> [Problem requirements]:
Extract all lines that hold the string "howard".

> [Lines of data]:

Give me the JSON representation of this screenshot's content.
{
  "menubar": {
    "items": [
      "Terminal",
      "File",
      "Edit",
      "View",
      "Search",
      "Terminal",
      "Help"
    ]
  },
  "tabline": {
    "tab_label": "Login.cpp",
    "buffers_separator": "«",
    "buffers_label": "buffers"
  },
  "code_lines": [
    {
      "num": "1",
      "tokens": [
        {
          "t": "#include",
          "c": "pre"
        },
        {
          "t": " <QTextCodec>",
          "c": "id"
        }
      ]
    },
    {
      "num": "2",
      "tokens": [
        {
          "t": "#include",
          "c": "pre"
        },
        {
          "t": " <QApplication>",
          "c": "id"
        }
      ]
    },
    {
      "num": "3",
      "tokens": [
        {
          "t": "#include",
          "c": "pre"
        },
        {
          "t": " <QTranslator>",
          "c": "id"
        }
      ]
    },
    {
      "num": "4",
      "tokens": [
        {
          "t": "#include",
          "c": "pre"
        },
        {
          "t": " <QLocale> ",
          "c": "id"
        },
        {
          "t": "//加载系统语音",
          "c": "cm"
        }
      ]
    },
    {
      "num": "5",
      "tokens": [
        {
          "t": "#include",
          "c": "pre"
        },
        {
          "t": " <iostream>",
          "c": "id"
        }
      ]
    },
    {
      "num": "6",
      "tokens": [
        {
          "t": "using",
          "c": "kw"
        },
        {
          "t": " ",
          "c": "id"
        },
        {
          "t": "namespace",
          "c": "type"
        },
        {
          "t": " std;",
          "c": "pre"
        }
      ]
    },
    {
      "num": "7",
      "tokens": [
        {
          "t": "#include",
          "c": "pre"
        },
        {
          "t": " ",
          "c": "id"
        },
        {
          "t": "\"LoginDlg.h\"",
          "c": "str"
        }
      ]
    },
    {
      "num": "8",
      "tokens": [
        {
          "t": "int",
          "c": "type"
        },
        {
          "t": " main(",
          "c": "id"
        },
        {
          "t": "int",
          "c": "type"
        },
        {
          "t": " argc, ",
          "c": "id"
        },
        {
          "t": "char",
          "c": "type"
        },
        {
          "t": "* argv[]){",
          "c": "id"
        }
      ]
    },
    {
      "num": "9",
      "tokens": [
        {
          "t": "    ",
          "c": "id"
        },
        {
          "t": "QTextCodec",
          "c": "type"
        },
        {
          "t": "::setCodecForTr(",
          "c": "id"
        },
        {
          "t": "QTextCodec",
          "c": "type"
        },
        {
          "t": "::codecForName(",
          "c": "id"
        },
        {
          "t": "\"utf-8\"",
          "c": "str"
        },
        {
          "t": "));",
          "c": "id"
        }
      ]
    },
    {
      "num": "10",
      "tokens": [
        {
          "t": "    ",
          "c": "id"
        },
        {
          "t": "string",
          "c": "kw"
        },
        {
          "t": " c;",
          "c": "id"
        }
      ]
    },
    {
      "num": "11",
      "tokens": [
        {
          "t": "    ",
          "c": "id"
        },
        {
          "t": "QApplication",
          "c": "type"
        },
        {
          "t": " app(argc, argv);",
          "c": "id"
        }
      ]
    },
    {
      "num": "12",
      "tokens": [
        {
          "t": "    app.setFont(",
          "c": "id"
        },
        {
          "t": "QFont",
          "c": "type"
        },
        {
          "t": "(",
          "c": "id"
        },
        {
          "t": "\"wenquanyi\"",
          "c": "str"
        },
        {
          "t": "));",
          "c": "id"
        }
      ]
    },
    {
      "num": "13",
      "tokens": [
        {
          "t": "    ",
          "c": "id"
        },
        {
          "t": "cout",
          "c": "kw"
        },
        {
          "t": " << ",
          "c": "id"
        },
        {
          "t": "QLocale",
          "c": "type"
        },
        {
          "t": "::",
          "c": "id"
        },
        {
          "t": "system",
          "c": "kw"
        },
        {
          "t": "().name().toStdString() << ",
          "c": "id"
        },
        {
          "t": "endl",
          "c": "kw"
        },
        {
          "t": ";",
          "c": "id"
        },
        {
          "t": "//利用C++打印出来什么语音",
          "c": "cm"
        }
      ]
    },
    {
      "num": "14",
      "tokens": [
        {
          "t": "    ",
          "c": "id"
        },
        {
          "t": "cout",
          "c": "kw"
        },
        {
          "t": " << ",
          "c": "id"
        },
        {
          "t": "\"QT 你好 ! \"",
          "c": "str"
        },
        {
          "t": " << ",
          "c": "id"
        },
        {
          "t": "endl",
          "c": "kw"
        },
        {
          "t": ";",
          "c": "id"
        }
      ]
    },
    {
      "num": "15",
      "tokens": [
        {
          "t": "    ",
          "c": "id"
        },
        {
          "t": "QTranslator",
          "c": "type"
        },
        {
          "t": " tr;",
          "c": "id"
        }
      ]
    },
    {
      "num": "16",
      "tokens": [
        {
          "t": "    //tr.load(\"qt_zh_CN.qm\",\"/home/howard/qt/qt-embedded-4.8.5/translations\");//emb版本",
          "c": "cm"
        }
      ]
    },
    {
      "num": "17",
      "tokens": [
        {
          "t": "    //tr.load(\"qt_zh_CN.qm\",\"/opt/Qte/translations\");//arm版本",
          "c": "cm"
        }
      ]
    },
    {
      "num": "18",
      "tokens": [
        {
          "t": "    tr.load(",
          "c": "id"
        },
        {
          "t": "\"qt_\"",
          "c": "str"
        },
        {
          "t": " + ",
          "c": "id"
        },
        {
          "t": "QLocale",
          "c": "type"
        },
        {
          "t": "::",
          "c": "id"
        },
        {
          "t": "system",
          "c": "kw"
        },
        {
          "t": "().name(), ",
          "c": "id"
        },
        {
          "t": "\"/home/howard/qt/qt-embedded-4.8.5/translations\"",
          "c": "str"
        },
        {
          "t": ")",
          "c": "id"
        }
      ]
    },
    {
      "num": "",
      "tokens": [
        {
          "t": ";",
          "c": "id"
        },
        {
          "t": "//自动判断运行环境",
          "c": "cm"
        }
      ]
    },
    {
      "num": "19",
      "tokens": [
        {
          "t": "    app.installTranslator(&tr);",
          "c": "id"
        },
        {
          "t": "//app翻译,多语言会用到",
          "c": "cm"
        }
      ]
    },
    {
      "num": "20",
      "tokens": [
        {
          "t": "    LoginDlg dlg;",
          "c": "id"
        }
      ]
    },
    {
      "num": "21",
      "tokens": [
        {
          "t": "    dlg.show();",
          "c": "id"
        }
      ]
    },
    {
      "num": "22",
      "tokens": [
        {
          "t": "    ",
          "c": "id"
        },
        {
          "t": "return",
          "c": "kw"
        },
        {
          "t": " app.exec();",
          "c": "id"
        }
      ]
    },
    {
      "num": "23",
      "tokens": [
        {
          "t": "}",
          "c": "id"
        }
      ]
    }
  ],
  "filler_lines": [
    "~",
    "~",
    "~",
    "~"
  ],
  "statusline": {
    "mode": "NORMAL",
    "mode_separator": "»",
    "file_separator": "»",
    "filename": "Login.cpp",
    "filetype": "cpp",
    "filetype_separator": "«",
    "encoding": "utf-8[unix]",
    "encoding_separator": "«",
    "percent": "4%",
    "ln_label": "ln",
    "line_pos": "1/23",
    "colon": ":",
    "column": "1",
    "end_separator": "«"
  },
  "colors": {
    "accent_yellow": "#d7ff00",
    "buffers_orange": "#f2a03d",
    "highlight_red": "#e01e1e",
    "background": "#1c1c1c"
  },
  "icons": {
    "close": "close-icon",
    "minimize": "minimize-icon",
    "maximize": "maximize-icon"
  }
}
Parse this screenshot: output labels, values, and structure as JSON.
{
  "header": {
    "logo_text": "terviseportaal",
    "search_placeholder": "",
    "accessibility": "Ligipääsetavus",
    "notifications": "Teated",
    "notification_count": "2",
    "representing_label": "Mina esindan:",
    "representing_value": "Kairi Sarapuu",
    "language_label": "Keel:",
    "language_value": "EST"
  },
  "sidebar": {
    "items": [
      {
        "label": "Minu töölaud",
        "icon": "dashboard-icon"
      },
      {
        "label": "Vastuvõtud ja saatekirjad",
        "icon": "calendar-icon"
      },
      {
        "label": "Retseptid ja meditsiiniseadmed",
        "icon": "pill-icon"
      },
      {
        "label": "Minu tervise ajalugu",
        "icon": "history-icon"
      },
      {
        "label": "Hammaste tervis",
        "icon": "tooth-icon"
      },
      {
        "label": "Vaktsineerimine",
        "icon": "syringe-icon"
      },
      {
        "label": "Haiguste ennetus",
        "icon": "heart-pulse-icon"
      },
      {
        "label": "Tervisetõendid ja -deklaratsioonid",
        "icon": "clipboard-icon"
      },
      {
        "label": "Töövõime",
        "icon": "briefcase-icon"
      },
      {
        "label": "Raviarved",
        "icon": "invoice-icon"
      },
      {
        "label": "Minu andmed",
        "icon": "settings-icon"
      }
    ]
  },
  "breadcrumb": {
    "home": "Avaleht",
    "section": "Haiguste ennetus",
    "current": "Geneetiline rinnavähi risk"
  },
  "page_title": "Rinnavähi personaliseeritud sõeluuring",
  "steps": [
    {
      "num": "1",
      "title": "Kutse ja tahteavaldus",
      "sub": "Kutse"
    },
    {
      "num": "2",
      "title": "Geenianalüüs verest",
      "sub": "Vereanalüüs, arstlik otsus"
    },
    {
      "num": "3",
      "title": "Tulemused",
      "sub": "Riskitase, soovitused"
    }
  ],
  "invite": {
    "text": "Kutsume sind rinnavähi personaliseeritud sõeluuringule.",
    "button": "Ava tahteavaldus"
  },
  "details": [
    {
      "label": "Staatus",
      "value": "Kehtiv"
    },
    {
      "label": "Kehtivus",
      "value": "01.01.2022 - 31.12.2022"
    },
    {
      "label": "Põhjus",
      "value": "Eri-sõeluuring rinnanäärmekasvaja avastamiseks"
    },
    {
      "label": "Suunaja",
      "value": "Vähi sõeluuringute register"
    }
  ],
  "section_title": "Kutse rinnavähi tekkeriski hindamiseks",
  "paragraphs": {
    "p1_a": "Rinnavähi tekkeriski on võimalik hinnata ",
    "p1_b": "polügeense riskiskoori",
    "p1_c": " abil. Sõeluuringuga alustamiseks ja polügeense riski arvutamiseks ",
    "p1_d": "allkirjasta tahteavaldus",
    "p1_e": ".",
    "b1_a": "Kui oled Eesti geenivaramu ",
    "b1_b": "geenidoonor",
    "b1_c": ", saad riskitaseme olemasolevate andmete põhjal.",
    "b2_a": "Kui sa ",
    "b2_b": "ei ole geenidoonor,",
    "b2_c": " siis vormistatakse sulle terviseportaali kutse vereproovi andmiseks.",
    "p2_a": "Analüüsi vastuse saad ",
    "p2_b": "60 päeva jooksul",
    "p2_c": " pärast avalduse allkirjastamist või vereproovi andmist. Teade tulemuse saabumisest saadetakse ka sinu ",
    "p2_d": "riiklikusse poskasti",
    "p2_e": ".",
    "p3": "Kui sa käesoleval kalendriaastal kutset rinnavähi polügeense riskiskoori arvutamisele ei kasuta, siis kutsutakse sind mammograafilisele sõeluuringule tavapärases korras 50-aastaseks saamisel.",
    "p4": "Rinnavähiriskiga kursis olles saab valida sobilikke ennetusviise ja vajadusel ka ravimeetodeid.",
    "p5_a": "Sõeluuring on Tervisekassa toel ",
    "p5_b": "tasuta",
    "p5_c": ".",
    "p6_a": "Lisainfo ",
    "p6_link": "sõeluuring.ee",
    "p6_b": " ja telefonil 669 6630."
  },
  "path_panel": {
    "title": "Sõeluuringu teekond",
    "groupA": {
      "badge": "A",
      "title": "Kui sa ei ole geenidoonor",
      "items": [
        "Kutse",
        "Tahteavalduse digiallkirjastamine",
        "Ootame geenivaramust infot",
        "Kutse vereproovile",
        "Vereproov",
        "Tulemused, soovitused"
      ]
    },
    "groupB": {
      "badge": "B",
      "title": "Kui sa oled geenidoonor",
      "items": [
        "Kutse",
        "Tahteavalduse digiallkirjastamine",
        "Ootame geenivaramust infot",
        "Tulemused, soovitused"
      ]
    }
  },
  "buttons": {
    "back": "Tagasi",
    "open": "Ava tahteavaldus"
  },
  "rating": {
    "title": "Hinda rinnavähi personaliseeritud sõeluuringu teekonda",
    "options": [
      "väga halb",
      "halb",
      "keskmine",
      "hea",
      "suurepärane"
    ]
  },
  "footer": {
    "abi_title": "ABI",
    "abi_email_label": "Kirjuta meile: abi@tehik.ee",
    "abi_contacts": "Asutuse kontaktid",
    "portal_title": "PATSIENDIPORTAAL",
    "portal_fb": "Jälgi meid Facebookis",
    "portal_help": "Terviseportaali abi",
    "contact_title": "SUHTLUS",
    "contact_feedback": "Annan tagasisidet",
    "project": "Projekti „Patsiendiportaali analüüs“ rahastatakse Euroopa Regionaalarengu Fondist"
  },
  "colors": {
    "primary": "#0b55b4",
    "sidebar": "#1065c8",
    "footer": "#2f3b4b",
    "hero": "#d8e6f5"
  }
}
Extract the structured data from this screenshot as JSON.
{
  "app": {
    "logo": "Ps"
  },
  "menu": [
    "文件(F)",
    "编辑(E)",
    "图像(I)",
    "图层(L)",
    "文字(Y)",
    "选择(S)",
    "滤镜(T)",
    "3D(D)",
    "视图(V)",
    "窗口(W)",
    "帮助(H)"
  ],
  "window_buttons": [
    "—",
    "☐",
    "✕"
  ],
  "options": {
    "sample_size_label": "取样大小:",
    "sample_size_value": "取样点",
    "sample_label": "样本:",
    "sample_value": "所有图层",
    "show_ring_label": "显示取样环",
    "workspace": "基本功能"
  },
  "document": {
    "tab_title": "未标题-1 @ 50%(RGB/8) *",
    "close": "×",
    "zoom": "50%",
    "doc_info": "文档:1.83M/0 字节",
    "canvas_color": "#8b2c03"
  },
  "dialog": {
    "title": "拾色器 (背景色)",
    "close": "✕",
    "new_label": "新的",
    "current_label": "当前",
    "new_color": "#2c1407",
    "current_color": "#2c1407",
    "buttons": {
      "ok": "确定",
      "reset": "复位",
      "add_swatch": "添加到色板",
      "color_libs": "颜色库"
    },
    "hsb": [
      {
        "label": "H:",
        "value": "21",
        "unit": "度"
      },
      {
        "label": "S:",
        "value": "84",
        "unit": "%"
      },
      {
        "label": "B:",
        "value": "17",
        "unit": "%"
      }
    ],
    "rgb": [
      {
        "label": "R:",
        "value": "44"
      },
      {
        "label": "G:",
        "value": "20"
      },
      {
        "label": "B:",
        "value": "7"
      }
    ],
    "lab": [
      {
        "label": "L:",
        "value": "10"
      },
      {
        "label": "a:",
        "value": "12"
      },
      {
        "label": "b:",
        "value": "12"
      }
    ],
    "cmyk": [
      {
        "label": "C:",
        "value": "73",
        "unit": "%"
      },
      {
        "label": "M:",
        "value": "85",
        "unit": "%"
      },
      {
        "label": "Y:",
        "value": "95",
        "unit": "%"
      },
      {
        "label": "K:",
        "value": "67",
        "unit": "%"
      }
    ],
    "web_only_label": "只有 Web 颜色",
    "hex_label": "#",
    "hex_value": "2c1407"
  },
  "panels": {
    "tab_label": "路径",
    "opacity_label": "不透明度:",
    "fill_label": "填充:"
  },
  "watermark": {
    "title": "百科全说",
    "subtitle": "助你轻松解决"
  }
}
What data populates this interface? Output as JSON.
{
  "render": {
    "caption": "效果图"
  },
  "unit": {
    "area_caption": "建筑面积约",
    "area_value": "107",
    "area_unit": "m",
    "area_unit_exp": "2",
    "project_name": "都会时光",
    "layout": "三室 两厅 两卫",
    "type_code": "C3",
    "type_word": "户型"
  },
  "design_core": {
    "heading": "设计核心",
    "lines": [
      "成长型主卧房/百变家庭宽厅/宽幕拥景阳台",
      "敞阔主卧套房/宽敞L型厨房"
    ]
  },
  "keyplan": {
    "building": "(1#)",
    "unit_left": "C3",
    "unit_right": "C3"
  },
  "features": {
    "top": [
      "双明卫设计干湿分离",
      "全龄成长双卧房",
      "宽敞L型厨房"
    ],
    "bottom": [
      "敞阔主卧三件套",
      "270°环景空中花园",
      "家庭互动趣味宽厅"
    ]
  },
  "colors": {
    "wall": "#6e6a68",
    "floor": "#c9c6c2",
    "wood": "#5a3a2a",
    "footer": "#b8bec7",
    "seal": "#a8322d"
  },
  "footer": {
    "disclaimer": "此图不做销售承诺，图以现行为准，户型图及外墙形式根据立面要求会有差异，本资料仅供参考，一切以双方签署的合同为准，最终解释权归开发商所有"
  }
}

> [Full solution]:
          "t": "    //tr.load(\"qt_zh_CN.qm\",\"/home/howard/qt/qt-embedded-4.8.5/translations\");//emb版本",
          "t": "\"/home/howard/qt/qt-embedded-4.8.5/translations\"",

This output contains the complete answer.